* Required task
All entries are to be quoted exactly; the images stay out of the copy.

# # #

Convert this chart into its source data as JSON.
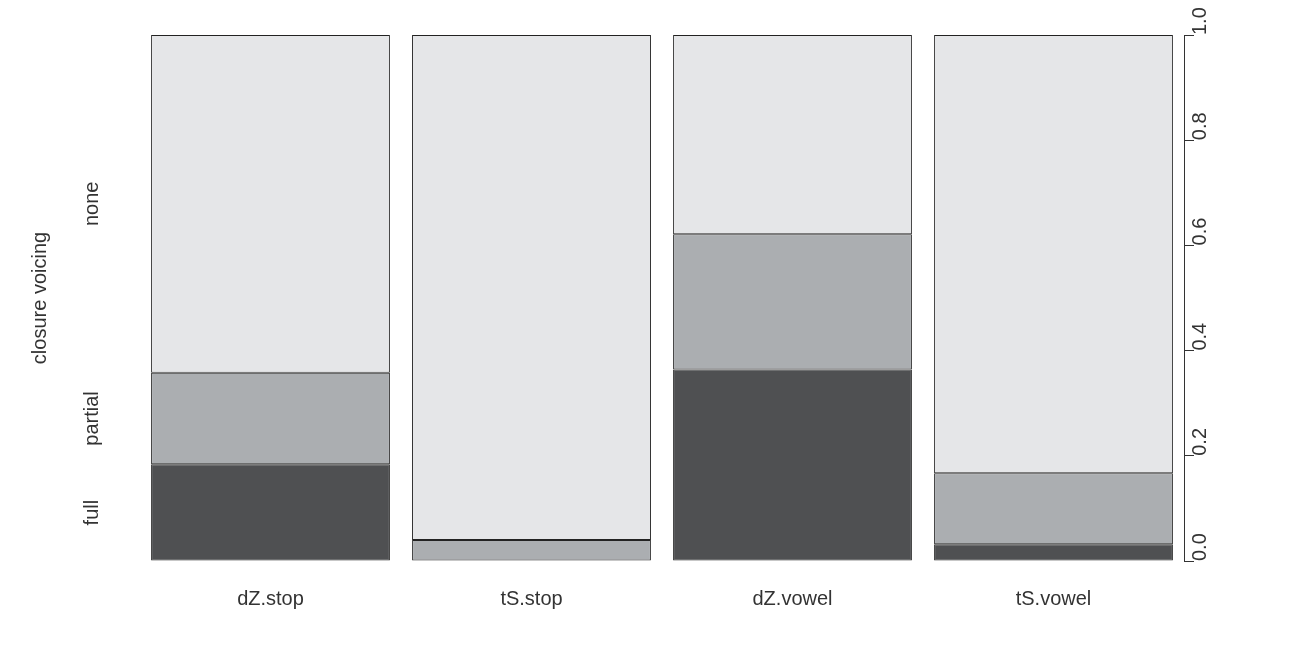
{
  "chart_data": {
    "type": "bar",
    "stacked": true,
    "ylabel": "closure voicing",
    "categories": [
      "dZ.stop",
      "tS.stop",
      "dZ.vowel",
      "tS.vowel"
    ],
    "series": [
      {
        "name": "full",
        "color": "#4f5052",
        "values": [
          0.184,
          0,
          0.364,
          0.032
        ]
      },
      {
        "name": "partial",
        "color": "#abaeb1",
        "values": [
          0.174,
          0.04,
          0.257,
          0.135
        ]
      },
      {
        "name": "none",
        "color": "#e5e6e8",
        "values": [
          0.642,
          0.96,
          0.379,
          0.833
        ]
      }
    ],
    "ylim": [
      0,
      1
    ],
    "yticks": [
      {
        "value": 0,
        "label": "0.0"
      },
      {
        "value": 0.2,
        "label": "0.2"
      },
      {
        "value": 0.4,
        "label": "0.4"
      },
      {
        "value": 0.6,
        "label": "0.6"
      },
      {
        "value": 0.8,
        "label": "0.8"
      },
      {
        "value": 1,
        "label": "1.0"
      }
    ],
    "grid": false,
    "legend": false
  }
}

# # #

* Task response
Convert this chart into its source data as JSON.
{
  "chart_data": {
    "type": "bar",
    "stacked": true,
    "ylabel": "closure voicing",
    "categories": [
      "dZ.stop",
      "tS.stop",
      "dZ.vowel",
      "tS.vowel"
    ],
    "series": [
      {
        "name": "full",
        "color": "#4f5052",
        "values": [
          0.184,
          0,
          0.364,
          0.032
        ]
      },
      {
        "name": "partial",
        "color": "#abaeb1",
        "values": [
          0.174,
          0.04,
          0.257,
          0.135
        ]
      },
      {
        "name": "none",
        "color": "#e5e6e8",
        "values": [
          0.642,
          0.96,
          0.379,
          0.833
        ]
      }
    ],
    "ylim": [
      0,
      1
    ],
    "yticks": [
      {
        "value": 0,
        "label": "0.0"
      },
      {
        "value": 0.2,
        "label": "0.2"
      },
      {
        "value": 0.4,
        "label": "0.4"
      },
      {
        "value": 0.6,
        "label": "0.6"
      },
      {
        "value": 0.8,
        "label": "0.8"
      },
      {
        "value": 1,
        "label": "1.0"
      }
    ],
    "grid": false,
    "legend": false
  }
}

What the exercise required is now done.